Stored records
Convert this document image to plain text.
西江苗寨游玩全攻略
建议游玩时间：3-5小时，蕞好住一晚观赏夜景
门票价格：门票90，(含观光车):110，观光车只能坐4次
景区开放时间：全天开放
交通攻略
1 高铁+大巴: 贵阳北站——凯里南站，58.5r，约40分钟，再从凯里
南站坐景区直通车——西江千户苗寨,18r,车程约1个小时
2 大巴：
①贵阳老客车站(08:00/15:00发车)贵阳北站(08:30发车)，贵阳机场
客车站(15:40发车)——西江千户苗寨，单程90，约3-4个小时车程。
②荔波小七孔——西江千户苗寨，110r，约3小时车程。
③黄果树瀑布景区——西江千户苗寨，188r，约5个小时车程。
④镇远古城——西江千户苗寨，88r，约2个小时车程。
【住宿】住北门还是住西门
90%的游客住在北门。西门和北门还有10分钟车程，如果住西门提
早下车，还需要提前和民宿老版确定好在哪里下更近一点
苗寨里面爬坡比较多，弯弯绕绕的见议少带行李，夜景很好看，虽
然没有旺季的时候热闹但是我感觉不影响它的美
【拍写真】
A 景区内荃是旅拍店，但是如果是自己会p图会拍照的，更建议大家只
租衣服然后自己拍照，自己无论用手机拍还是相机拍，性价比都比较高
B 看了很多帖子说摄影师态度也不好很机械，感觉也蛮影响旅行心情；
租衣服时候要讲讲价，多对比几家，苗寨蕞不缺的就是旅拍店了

- [What you have to do] Give the listing again, word for word.

- [Response for this exercise]
Convert this document image to plain text.
西江苗寨游玩全攻略
建议游玩时间：3-5小时，蕞好住一晚观赏夜景
门票价格：门票90，(含观光车):110，观光车只能坐4次
景区开放时间：全天开放
交通攻略
1 高铁+大巴: 贵阳北站——凯里南站，58.5r，约40分钟，再从凯里
南站坐景区直通车——西江千户苗寨,18r,车程约1个小时
2 大巴：
①贵阳老客车站(08:00/15:00发车)贵阳北站(08:30发车)，贵阳机场
客车站(15:40发车)——西江千户苗寨，单程90，约3-4个小时车程。
②荔波小七孔——西江千户苗寨，110r，约3小时车程。
③黄果树瀑布景区——西江千户苗寨，188r，约5个小时车程。
④镇远古城——西江千户苗寨，88r，约2个小时车程。
【住宿】住北门还是住西门
90%的游客住在北门。西门和北门还有10分钟车程，如果住西门提
早下车，还需要提前和民宿老版确定好在哪里下更近一点
苗寨里面爬坡比较多，弯弯绕绕的见议少带行李，夜景很好看，虽
然没有旺季的时候热闹但是我感觉不影响它的美
【拍写真】
A 景区内荃是旅拍店，但是如果是自己会p图会拍照的，更建议大家只
租衣服然后自己拍照，自己无论用手机拍还是相机拍，性价比都比较高
B 看了很多帖子说摄影师态度也不好很机械，感觉也蛮影响旅行心情；
租衣服时候要讲讲价，多对比几家，苗寨蕞不缺的就是旅拍店了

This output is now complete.